▸ GIVEN INSTRUCTION: Copy the records below exactly, omitting any pictures they contain.

▸ DATASET ENTRIES:
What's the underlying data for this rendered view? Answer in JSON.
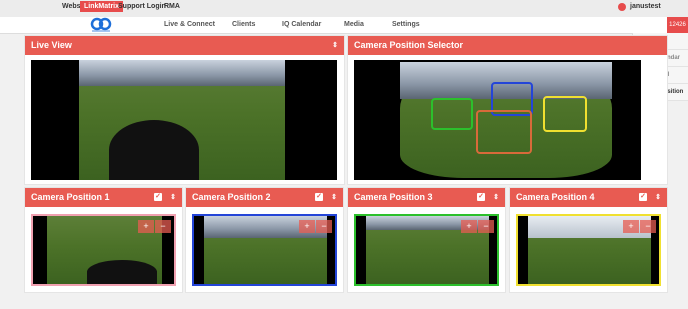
{
  "topbar": {
    "links": [
      "Website",
      "LinkMatrix",
      "Support Login",
      "RMA"
    ],
    "active": "LinkMatrix",
    "user": "janustest"
  },
  "nav": [
    "Live & Connect",
    "Clients",
    "IQ Calendar",
    "Media",
    "Settings"
  ],
  "id_badge": "12426",
  "menu": [
    "12426",
    "Client Calendar",
    "Scoreboard",
    "Camera Position"
  ],
  "menu_selected": "Camera Position",
  "panels": {
    "live_view": "Live View",
    "selector": "Camera Position Selector"
  },
  "cameras": [
    {
      "title": "Camera Position 1",
      "color": "#f0a0b0"
    },
    {
      "title": "Camera Position 2",
      "color": "#2445d8"
    },
    {
      "title": "Camera Position 3",
      "color": "#2cc02c"
    },
    {
      "title": "Camera Position 4",
      "color": "#f0e030"
    }
  ],
  "icons": {
    "zoom_in": "+",
    "zoom_out": "−",
    "check": "✓",
    "arrows": "⇕"
  },
  "colors": {
    "accent": "#e85b52",
    "rect_red": "#d86a3a"
  }
}
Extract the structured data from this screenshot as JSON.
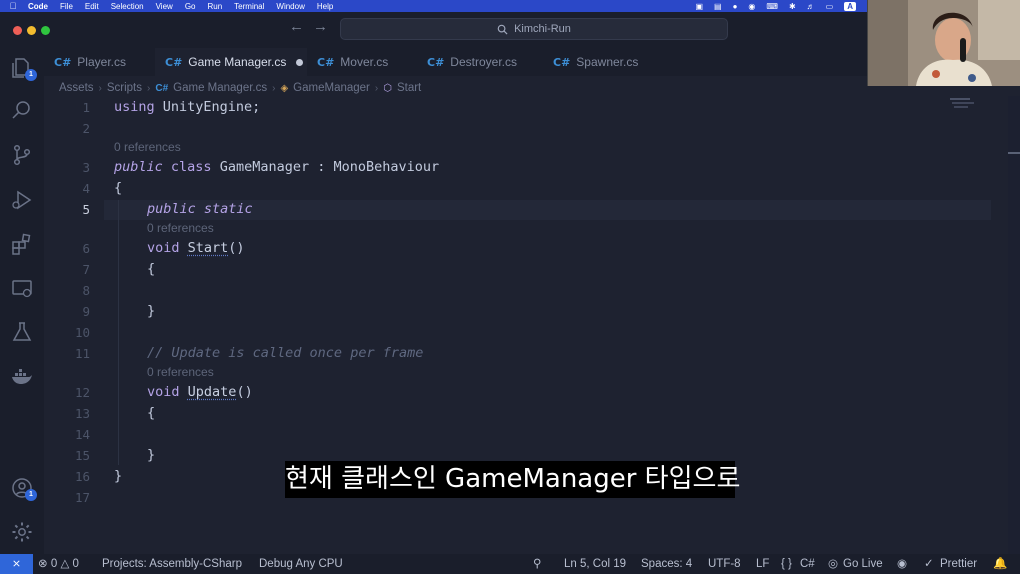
{
  "menubar": {
    "app": "Code",
    "items": [
      "File",
      "Edit",
      "Selection",
      "View",
      "Go",
      "Run",
      "Terminal",
      "Window",
      "Help"
    ],
    "status_chip": "A"
  },
  "titlebar": {
    "search_text": "Kimchi-Run"
  },
  "tabs": [
    {
      "label": "Player.cs",
      "active": false
    },
    {
      "label": "Game Manager.cs",
      "active": true,
      "modified": true
    },
    {
      "label": "Mover.cs",
      "active": false
    },
    {
      "label": "Destroyer.cs",
      "active": false
    },
    {
      "label": "Spawner.cs",
      "active": false
    }
  ],
  "tab_icon": "C#",
  "breadcrumb": {
    "parts": [
      "Assets",
      "Scripts",
      "Game Manager.cs",
      "GameManager",
      "Start"
    ]
  },
  "activity": {
    "explorer_badge": "1",
    "accounts_badge": "1"
  },
  "editor": {
    "line_numbers": [
      "1",
      "2",
      "3",
      "4",
      "5",
      "6",
      "7",
      "8",
      "9",
      "10",
      "11",
      "12",
      "13",
      "14",
      "15",
      "16",
      "17"
    ],
    "current_line": "5",
    "code": {
      "l1_kw": "using",
      "l1_rest": " UnityEngine;",
      "l3_kw1": "public",
      "l3_kw2": "class",
      "l3_rest": " GameManager : MonoBehaviour",
      "l4": "{",
      "l5": "public static",
      "l6_type": "void",
      "l6_fn": "Start",
      "l6_tail": "()",
      "l7": "{",
      "l9": "}",
      "l11": "// Update is called once per frame",
      "l12_type": "void",
      "l12_fn": "Update",
      "l12_tail": "()",
      "l13": "{",
      "l15": "}",
      "l16": "}"
    },
    "codelens": "0 references"
  },
  "subtitle": "현재 클래스인 GameManager 타입으로",
  "statusbar": {
    "remote_icon": "remote-icon",
    "errors": "0",
    "warnings": "0",
    "project": "Projects: Assembly-CSharp",
    "debug": "Debug Any CPU",
    "position": "Ln 5, Col 19",
    "spaces": "Spaces: 4",
    "encoding": "UTF-8",
    "eol": "LF",
    "language": "C#",
    "golive": "Go Live",
    "prettier": "Prettier"
  },
  "colors": {
    "accent": "#2f66d9",
    "menubar": "#2b48c8",
    "editor_bg": "#1e2230",
    "keyword": "#b4a3e6",
    "comment": "#5f6880"
  }
}
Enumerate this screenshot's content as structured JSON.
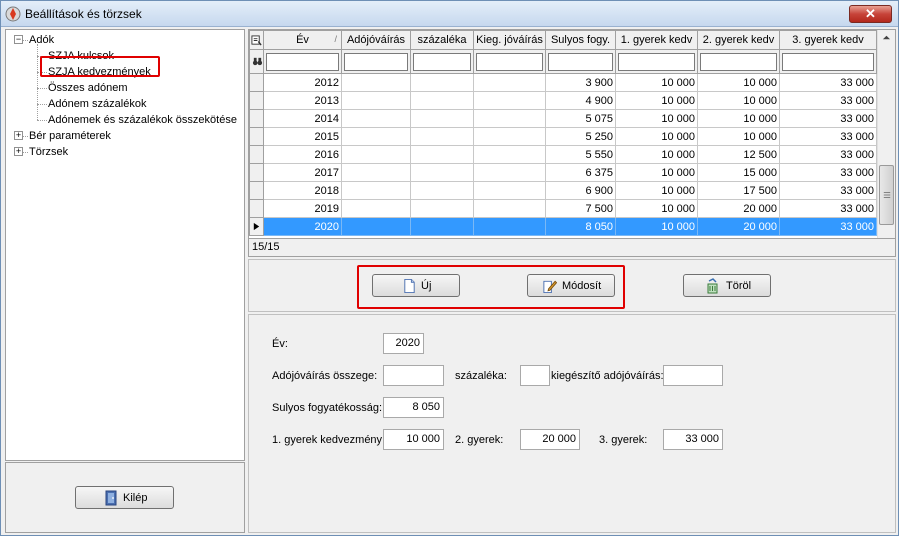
{
  "window": {
    "title": "Beállítások és törzsek",
    "close_label": "✕"
  },
  "tree": {
    "items": [
      {
        "label": "Adók",
        "level": 0,
        "expander": "−"
      },
      {
        "label": "SZJA kulcsok",
        "level": 1
      },
      {
        "label": "SZJA kedvezmények",
        "level": 1
      },
      {
        "label": "Összes adónem",
        "level": 1
      },
      {
        "label": "Adónem százalékok",
        "level": 1
      },
      {
        "label": "Adónemek és százalékok összekötése",
        "level": 1
      },
      {
        "label": "Bér paraméterek",
        "level": 0,
        "expander": "+"
      },
      {
        "label": "Törzsek",
        "level": 0,
        "expander": "+"
      }
    ]
  },
  "exit_button": {
    "label": "Kilép"
  },
  "grid": {
    "columns": [
      "Év",
      "Adójóváírás",
      "százaléka",
      "Kieg. jóváírás",
      "Sulyos fogy.",
      "1. gyerek kedv",
      "2. gyerek kedv",
      "3. gyerek kedv"
    ],
    "sort_indicator": "/",
    "rows": [
      [
        "2012",
        "",
        "",
        "",
        "3 900",
        "10 000",
        "10 000",
        "33 000"
      ],
      [
        "2013",
        "",
        "",
        "",
        "4 900",
        "10 000",
        "10 000",
        "33 000"
      ],
      [
        "2014",
        "",
        "",
        "",
        "5 075",
        "10 000",
        "10 000",
        "33 000"
      ],
      [
        "2015",
        "",
        "",
        "",
        "5 250",
        "10 000",
        "10 000",
        "33 000"
      ],
      [
        "2016",
        "",
        "",
        "",
        "5 550",
        "10 000",
        "12 500",
        "33 000"
      ],
      [
        "2017",
        "",
        "",
        "",
        "6 375",
        "10 000",
        "15 000",
        "33 000"
      ],
      [
        "2018",
        "",
        "",
        "",
        "6 900",
        "10 000",
        "17 500",
        "33 000"
      ],
      [
        "2019",
        "",
        "",
        "",
        "7 500",
        "10 000",
        "20 000",
        "33 000"
      ],
      [
        "2020",
        "",
        "",
        "",
        "8 050",
        "10 000",
        "20 000",
        "33 000"
      ]
    ],
    "selected_index": 8,
    "record_count": "15/15"
  },
  "actions": {
    "new_label": "Új",
    "modify_label": "Módosít",
    "delete_label": "Töröl"
  },
  "form": {
    "year_label": "Év:",
    "year_value": "2020",
    "credit_label": "Adójóváírás összege:",
    "credit_value": "",
    "percent_label": "százaléka:",
    "percent_value": "",
    "extra_label": "kiegészítő adójóváírás:",
    "extra_value": "",
    "disability_label": "Sulyos fogyatékosság:",
    "disability_value": "8 050",
    "child1_label": "1. gyerek kedvezmény:",
    "child1_value": "10 000",
    "child2_label": "2. gyerek:",
    "child2_value": "20 000",
    "child3_label": "3. gyerek:",
    "child3_value": "33 000"
  },
  "colors": {
    "selection": "#3399ff",
    "highlight": "#e00000"
  }
}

▸ FULL RESPONSE:
What's the underlying data for this rendered view? Answer in JSON.
{
  "topbar": {
    "links": [
      "Website",
      "LinkMatrix",
      "Support Login",
      "RMA"
    ],
    "active": "LinkMatrix",
    "user": "janustest"
  },
  "nav": [
    "Live & Connect",
    "Clients",
    "IQ Calendar",
    "Media",
    "Settings"
  ],
  "id_badge": "12426",
  "menu": [
    "12426",
    "Client Calendar",
    "Scoreboard",
    "Camera Position"
  ],
  "menu_selected": "Camera Position",
  "panels": {
    "live_view": "Live View",
    "selector": "Camera Position Selector"
  },
  "cameras": [
    {
      "title": "Camera Position 1",
      "color": "#f0a0b0"
    },
    {
      "title": "Camera Position 2",
      "color": "#2445d8"
    },
    {
      "title": "Camera Position 3",
      "color": "#2cc02c"
    },
    {
      "title": "Camera Position 4",
      "color": "#f0e030"
    }
  ],
  "icons": {
    "zoom_in": "+",
    "zoom_out": "−",
    "check": "✓",
    "arrows": "⇕"
  },
  "colors": {
    "accent": "#e85b52",
    "rect_red": "#d86a3a"
  }
}
Extract the structured data from this screenshot as JSON.
{
  "menubar": {
    "app": "Code",
    "items": [
      "File",
      "Edit",
      "Selection",
      "View",
      "Go",
      "Run",
      "Terminal",
      "Window",
      "Help"
    ],
    "status_chip": "A"
  },
  "titlebar": {
    "search_text": "Kimchi-Run"
  },
  "tabs": [
    {
      "label": "Player.cs",
      "active": false
    },
    {
      "label": "Game Manager.cs",
      "active": true,
      "modified": true
    },
    {
      "label": "Mover.cs",
      "active": false
    },
    {
      "label": "Destroyer.cs",
      "active": false
    },
    {
      "label": "Spawner.cs",
      "active": false
    }
  ],
  "tab_icon": "C#",
  "breadcrumb": {
    "parts": [
      "Assets",
      "Scripts",
      "Game Manager.cs",
      "GameManager",
      "Start"
    ]
  },
  "activity": {
    "explorer_badge": "1",
    "accounts_badge": "1"
  },
  "editor": {
    "line_numbers": [
      "1",
      "2",
      "3",
      "4",
      "5",
      "6",
      "7",
      "8",
      "9",
      "10",
      "11",
      "12",
      "13",
      "14",
      "15",
      "16",
      "17"
    ],
    "current_line": "5",
    "code": {
      "l1_kw": "using",
      "l1_rest": " UnityEngine;",
      "l3_kw1": "public",
      "l3_kw2": "class",
      "l3_rest": " GameManager : MonoBehaviour",
      "l4": "{",
      "l5": "public static",
      "l6_type": "void",
      "l6_fn": "Start",
      "l6_tail": "()",
      "l7": "{",
      "l9": "}",
      "l11": "// Update is called once per frame",
      "l12_type": "void",
      "l12_fn": "Update",
      "l12_tail": "()",
      "l13": "{",
      "l15": "}",
      "l16": "}"
    },
    "codelens": "0 references"
  },
  "subtitle": "현재 클래스인 GameManager 타입으로",
  "statusbar": {
    "remote_icon": "remote-icon",
    "errors": "0",
    "warnings": "0",
    "project": "Projects: Assembly-CSharp",
    "debug": "Debug Any CPU",
    "position": "Ln 5, Col 19",
    "spaces": "Spaces: 4",
    "encoding": "UTF-8",
    "eol": "LF",
    "language": "C#",
    "golive": "Go Live",
    "prettier": "Prettier"
  },
  "colors": {
    "accent": "#2f66d9",
    "menubar": "#2b48c8",
    "editor_bg": "#1e2230",
    "keyword": "#b4a3e6",
    "comment": "#5f6880"
  }
}
Enumerate this screenshot's content as structured JSON.
{
  "window": {
    "title": "Beállítások és törzsek",
    "close_label": "✕"
  },
  "tree": {
    "items": [
      {
        "label": "Adók",
        "level": 0,
        "expander": "−"
      },
      {
        "label": "SZJA kulcsok",
        "level": 1
      },
      {
        "label": "SZJA kedvezmények",
        "level": 1
      },
      {
        "label": "Összes adónem",
        "level": 1
      },
      {
        "label": "Adónem százalékok",
        "level": 1
      },
      {
        "label": "Adónemek és százalékok összekötése",
        "level": 1
      },
      {
        "label": "Bér paraméterek",
        "level": 0,
        "expander": "+"
      },
      {
        "label": "Törzsek",
        "level": 0,
        "expander": "+"
      }
    ]
  },
  "exit_button": {
    "label": "Kilép"
  },
  "grid": {
    "columns": [
      "Év",
      "Adójóváírás",
      "százaléka",
      "Kieg. jóváírás",
      "Sulyos fogy.",
      "1. gyerek kedv",
      "2. gyerek kedv",
      "3. gyerek kedv"
    ],
    "sort_indicator": "/",
    "rows": [
      [
        "2012",
        "",
        "",
        "",
        "3 900",
        "10 000",
        "10 000",
        "33 000"
      ],
      [
        "2013",
        "",
        "",
        "",
        "4 900",
        "10 000",
        "10 000",
        "33 000"
      ],
      [
        "2014",
        "",
        "",
        "",
        "5 075",
        "10 000",
        "10 000",
        "33 000"
      ],
      [
        "2015",
        "",
        "",
        "",
        "5 250",
        "10 000",
        "10 000",
        "33 000"
      ],
      [
        "2016",
        "",
        "",
        "",
        "5 550",
        "10 000",
        "12 500",
        "33 000"
      ],
      [
        "2017",
        "",
        "",
        "",
        "6 375",
        "10 000",
        "15 000",
        "33 000"
      ],
      [
        "2018",
        "",
        "",
        "",
        "6 900",
        "10 000",
        "17 500",
        "33 000"
      ],
      [
        "2019",
        "",
        "",
        "",
        "7 500",
        "10 000",
        "20 000",
        "33 000"
      ],
      [
        "2020",
        "",
        "",
        "",
        "8 050",
        "10 000",
        "20 000",
        "33 000"
      ]
    ],
    "selected_index": 8,
    "record_count": "15/15"
  },
  "actions": {
    "new_label": "Új",
    "modify_label": "Módosít",
    "delete_label": "Töröl"
  },
  "form": {
    "year_label": "Év:",
    "year_value": "2020",
    "credit_label": "Adójóváírás összege:",
    "credit_value": "",
    "percent_label": "százaléka:",
    "percent_value": "",
    "extra_label": "kiegészítő adójóváírás:",
    "extra_value": "",
    "disability_label": "Sulyos fogyatékosság:",
    "disability_value": "8 050",
    "child1_label": "1. gyerek kedvezmény:",
    "child1_value": "10 000",
    "child2_label": "2. gyerek:",
    "child2_value": "20 000",
    "child3_label": "3. gyerek:",
    "child3_value": "33 000"
  },
  "colors": {
    "selection": "#3399ff",
    "highlight": "#e00000"
  }
}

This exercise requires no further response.